Questions to answer:
(A) Name every club that Martin Reijnders played for during his senior career, according to the Martin Reijnders profile.
(B) Extend the Martin Reijnders profile with a few sentences that pick up right after its final line.

Passage:
Martin Reijnders

Personal information
- Date of birth: 11 April 1972 (age 54)
- Place of birth: Zwolle, Netherlands
- Height: 1.80 m (5 ft 11 in)
- Position: Forward

Youth career
- 1989–1990: PEC Zwolle

Senior career*
- Years: Team / Apps / (Gls)
- 1990–1998: PEC Zwolle / 182 / (31)
- 1998: Nashville Metros / 21 / (11)
- 1998: Jokerit / 10 / (3)
- 1999: Haka / 14 / (4)
- 1999–2000: Den Bosch / 4 / (0)
- 2000: Haka / 24 / (7)
- 2001–2002: Veendam / 14 / (4)
- 2006–2008: PEC Zwolle / 4 / (0)
- Total:  / 273 / (60)

Managerial career
- 2006–2008: PEC Zwolle (assistant)

= Martin Reijnders =

Dutch footballer (born 1972)

Martin Reijnders (born 11 April 1972) is a Dutch former professional footballer who played as a forward.

Available data:

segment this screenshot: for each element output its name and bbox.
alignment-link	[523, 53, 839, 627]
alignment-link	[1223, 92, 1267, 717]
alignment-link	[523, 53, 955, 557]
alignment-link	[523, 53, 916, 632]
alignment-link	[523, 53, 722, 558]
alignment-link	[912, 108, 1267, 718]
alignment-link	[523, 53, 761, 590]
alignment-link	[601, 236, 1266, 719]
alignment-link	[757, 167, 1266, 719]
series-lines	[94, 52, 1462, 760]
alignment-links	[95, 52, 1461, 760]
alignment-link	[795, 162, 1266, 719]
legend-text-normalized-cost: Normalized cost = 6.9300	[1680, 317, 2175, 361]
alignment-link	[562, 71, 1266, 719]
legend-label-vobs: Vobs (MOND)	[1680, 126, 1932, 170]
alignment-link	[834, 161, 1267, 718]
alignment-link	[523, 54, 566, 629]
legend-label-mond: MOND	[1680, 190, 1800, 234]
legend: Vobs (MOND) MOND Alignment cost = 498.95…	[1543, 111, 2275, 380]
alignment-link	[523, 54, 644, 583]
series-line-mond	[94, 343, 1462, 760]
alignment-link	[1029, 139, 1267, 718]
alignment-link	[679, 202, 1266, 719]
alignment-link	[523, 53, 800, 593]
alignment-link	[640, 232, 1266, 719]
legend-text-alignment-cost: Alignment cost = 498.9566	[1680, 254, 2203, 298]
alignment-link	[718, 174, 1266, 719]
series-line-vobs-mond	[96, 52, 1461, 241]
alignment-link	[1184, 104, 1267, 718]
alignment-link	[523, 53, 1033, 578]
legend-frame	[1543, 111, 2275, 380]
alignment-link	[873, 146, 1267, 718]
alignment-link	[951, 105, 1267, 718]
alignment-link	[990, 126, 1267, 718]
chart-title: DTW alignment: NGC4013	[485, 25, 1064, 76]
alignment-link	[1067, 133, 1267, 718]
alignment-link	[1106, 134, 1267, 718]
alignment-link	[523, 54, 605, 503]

Results for the exercise:
(A) PEC Zwolle, Nashville Metros, Jokerit, Haka, Den Bosch, Veendam

(B)
==Career==
Reijnders began his career with PEC Zwolle, graduating from the club's U19 team to the first team in 1990. He remained with Zwolle until 1998 when he moved to the United States and signed with the Nashville Metros of the USISL A-League. In November 1998, Reijnders returned to Europe where he joined Jokerit in the Finnish Veikkausliiga. In 1999, he moved to Haka, also in Finland. In 2000, Reijnders joined Den Bosch. He played for Veendam in the 2001–02 season, before retiring from professional football. He later played a handful of games for PEC Zwolle while working as an assistant manager from 2006 to 2008.

==Personal life==
Reijnders is married to Angelina Lekatompessy, who is of Moluccan descent. They have three children: sons Tijjani and Eliano, who are also professional footballers, and a daughter.